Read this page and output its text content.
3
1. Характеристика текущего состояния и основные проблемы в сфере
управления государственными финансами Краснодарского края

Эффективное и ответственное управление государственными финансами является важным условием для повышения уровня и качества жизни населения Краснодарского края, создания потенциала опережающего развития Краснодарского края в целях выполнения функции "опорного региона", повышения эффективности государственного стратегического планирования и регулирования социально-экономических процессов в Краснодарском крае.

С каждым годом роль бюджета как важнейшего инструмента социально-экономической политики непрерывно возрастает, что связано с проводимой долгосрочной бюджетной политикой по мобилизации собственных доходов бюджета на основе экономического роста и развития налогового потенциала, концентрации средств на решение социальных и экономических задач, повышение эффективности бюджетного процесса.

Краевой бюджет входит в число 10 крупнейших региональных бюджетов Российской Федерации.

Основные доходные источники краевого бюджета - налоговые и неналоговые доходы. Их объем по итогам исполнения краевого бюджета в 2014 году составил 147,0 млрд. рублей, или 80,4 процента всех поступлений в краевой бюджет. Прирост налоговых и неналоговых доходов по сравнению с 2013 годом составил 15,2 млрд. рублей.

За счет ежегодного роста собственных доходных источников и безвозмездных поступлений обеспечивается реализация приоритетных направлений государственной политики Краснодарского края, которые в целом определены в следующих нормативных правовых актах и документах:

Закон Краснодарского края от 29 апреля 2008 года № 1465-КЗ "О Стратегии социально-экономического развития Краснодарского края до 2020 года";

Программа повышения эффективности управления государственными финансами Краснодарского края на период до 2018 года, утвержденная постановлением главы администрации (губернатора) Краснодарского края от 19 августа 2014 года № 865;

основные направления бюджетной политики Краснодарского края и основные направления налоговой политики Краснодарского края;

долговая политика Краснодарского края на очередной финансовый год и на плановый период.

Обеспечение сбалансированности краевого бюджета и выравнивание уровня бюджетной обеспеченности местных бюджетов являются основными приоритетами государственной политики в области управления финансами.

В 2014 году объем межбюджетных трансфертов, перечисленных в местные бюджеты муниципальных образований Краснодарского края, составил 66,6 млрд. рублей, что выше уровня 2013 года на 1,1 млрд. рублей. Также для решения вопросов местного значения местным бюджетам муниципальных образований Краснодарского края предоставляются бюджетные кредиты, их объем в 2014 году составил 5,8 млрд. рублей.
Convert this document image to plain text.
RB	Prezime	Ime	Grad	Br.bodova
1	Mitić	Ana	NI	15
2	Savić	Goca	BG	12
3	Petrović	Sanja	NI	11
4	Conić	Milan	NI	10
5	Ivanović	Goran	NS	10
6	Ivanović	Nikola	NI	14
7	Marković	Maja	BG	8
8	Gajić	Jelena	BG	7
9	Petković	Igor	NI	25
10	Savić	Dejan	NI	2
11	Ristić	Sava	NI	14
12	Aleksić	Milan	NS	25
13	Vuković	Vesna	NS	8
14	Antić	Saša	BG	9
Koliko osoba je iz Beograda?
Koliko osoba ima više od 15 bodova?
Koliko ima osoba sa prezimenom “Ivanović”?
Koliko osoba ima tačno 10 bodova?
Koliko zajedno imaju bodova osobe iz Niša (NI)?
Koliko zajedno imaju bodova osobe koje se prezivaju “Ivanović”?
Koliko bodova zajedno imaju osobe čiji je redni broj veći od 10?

■ **YOUR OBJECTIVE**
Using the material above, count the lines containing the word "потенциала". Reply with the number alone.

■ **SOLUTION TO THIS TASK**
2